* Begin GIVEN ENTRIES *

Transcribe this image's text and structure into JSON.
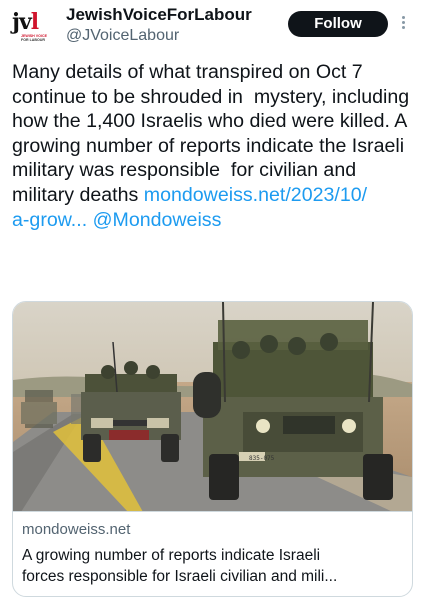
{
  "author": {
    "display_name": "JewishVoiceForLabour",
    "handle": "@JVoiceLabour",
    "avatar_logo": "jvl",
    "avatar_logo_sub_red": "JEWISH VOICE",
    "avatar_logo_sub": "FOR LABOUR"
  },
  "follow_button": {
    "label": "Follow"
  },
  "more_icon": "more-vertical-icon",
  "tweet": {
    "text": "Many details of what transpired on Oct 7 continue to be shrouded in  mystery, including how the 1,400 Israelis who died were killed. A  growing number of reports indicate the Israeli military was responsible  for civilian and military deaths ",
    "link_text": "mondoweiss.net/2023/10/\na-grow...",
    "mention": "@Mondoweiss"
  },
  "card": {
    "image_alt": "military jeeps with soldiers on a desert road",
    "vehicle_plate": "835-075",
    "domain": "mondoweiss.net",
    "title_line_1": "A growing number of reports indicate Israeli",
    "title_line_2": "forces responsible for Israeli civilian and mili..."
  },
  "colors": {
    "text": "#0f1419",
    "secondary": "#536471",
    "link": "#1d9bf0",
    "border": "#cfd9de",
    "button_bg": "#0f1419",
    "brand_red": "#d0142c"
  }
}
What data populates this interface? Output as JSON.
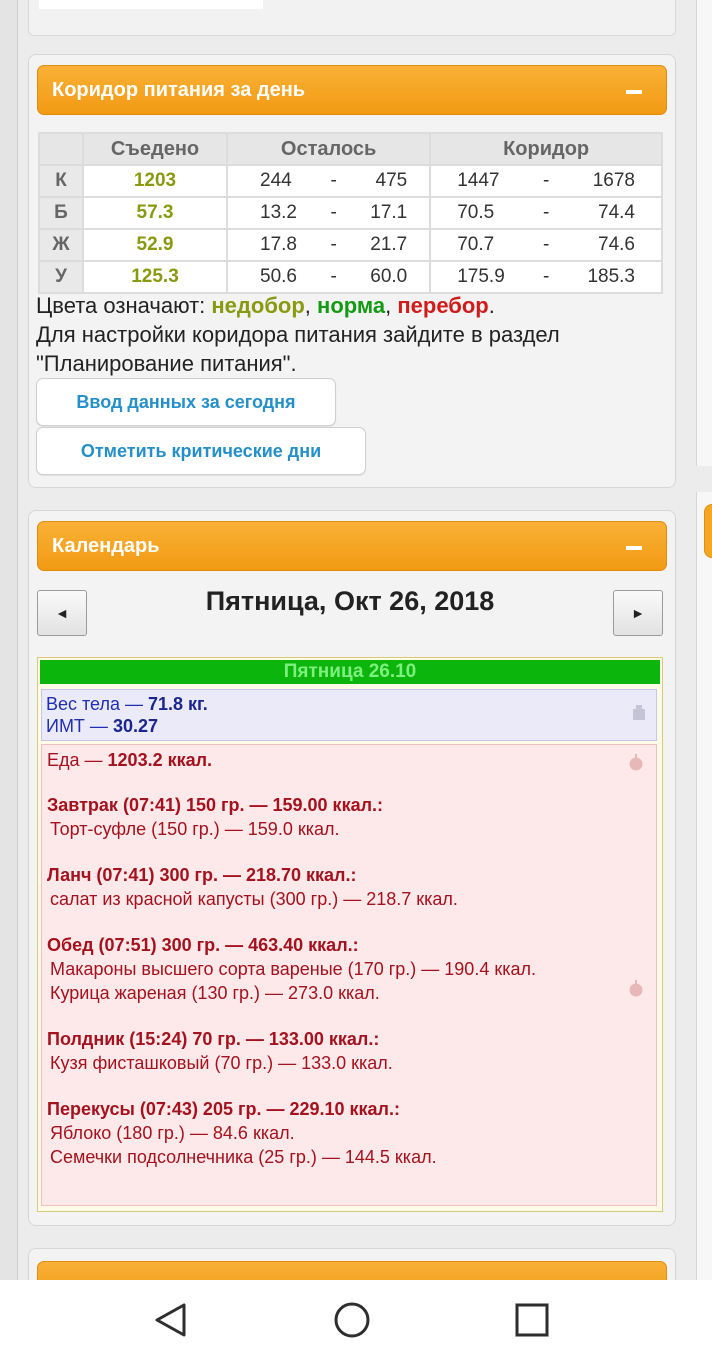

* End GIVEN ENTRIES *

Omit the pictures and output all of the other material exactly.

THE ANSWER:
Transcribe this image's text and structure into JSON.
{
  "author": {
    "display_name": "JewishVoiceForLabour",
    "handle": "@JVoiceLabour",
    "avatar_logo": "jvl",
    "avatar_logo_sub_red": "JEWISH VOICE",
    "avatar_logo_sub": "FOR LABOUR"
  },
  "follow_button": {
    "label": "Follow"
  },
  "more_icon": "more-vertical-icon",
  "tweet": {
    "text": "Many details of what transpired on Oct 7 continue to be shrouded in  mystery, including how the 1,400 Israelis who died were killed. A  growing number of reports indicate the Israeli military was responsible  for civilian and military deaths ",
    "link_text": "mondoweiss.net/2023/10/\na-grow...",
    "mention": "@Mondoweiss"
  },
  "card": {
    "image_alt": "military jeeps with soldiers on a desert road",
    "vehicle_plate": "835-075",
    "domain": "mondoweiss.net",
    "title_line_1": "A growing number of reports indicate Israeli",
    "title_line_2": "forces responsible for Israeli civilian and mili..."
  },
  "colors": {
    "text": "#0f1419",
    "secondary": "#536471",
    "link": "#1d9bf0",
    "border": "#cfd9de",
    "button_bg": "#0f1419",
    "brand_red": "#d0142c"
  }
}
What data populates this interface? Output as JSON.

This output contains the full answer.